▶ [Document extract]
Trade ideas & Daily market report July 15th 2021
- Comments from Fed Chair Powell were relatively dovish with the pledge of further monetary support.
- US bond yields edged lower despite the high degree of inflation uncertainty.
- Risk appetite was soothed by Powell’s comments, although caution was still in evidence.
- Wall Street equities secured slight gains while markets were mixed in Asia.
- The dollar weakened slightly on Powell’s comments, although it was resilient.
- EUR/USD found support above 1.1800, but held just below 1.1850.
- Sterling pared gains as it failed to break resistance amid policy uncertainty and cautious comments from Governor Bailey.
- The Canadian dollar lost ground with Bank of Canada rhetoric slightly less hawkish than expected.
- The Australian dollar also failed to make further headway despite firm jobs data.
- Oil prices dipped sharply due to reservations over underlying demand conditions.
- Precious metals secured net gains amid long-term inflation concerns.
Euro-zone industrial production declined 1.0% for May compared with expectations of a 0.2% fall with a year-on-year increase of 20.5% from 39.4%. Narrow ranges prevailed ahead of the New York open with the Euro unable to make significant headway.
US producer prices increased 1.0% for June, above market expectations, with a year-on-year increase of 7.3% from 6.6% previously. Underlying prices increased 5.6% over the year from 4.8% and above expectations of 5.1%.
In prepared testimony Fed Chair Powell stated that strong increases in employment are expected to continue in the coming months as the healthcare crisis subsides. He added, however, that monetary policy will continue to provide strong support until the recovery is complete and he reiterated that the job market is still lagging behind the pace required to begin a tapering of bond purchases. There will be a further debate over policy in the next few weeks.

▶ [Data]
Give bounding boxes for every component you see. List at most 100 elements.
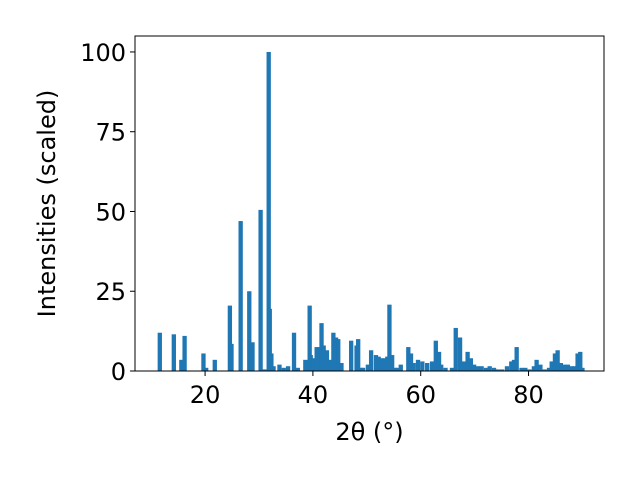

▶ [Aim] From the daily market report above, extract word for word the passage between "Trade ideas &" and "hawkish than expected.", inclusive.

▶ [Output]
Trade ideas & Daily market report July 15th 2021
- Comments from Fed Chair Powell were relatively dovish with the pledge of further monetary support.
- US bond yields edged lower despite the high degree of inflation uncertainty.
- Risk appetite was soothed by Powell’s comments, although caution was still in evidence.
- Wall Street equities secured slight gains while markets were mixed in Asia.
- The dollar weakened slightly on Powell’s comments, although it was resilient.
- EUR/USD found support above 1.1800, but held just below 1.1850.
- Sterling pared gains as it failed to break resistance amid policy uncertainty and cautious comments from Governor Bailey.
- The Canadian dollar lost ground with Bank of Canada rhetoric slightly less hawkish than expected.